_Directions for this task_: Locate the lines where "Gerenciar" occurs and copy them as they stand.

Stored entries
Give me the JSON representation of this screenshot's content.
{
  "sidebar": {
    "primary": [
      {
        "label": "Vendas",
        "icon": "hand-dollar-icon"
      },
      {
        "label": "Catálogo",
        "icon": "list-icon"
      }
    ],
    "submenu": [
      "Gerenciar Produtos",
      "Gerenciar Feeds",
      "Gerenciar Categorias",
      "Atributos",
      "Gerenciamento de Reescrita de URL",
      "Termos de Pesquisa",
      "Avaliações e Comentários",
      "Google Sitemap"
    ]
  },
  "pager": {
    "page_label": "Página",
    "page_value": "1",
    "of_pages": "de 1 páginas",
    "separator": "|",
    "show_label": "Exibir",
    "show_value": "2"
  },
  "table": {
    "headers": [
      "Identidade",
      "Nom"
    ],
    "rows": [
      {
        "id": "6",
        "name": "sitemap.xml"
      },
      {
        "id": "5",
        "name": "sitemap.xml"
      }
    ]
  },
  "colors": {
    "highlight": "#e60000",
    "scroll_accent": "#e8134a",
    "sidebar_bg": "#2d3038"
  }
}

_Result below_:
      "Gerenciar Produtos",
      "Gerenciar Feeds",
      "Gerenciar Categorias",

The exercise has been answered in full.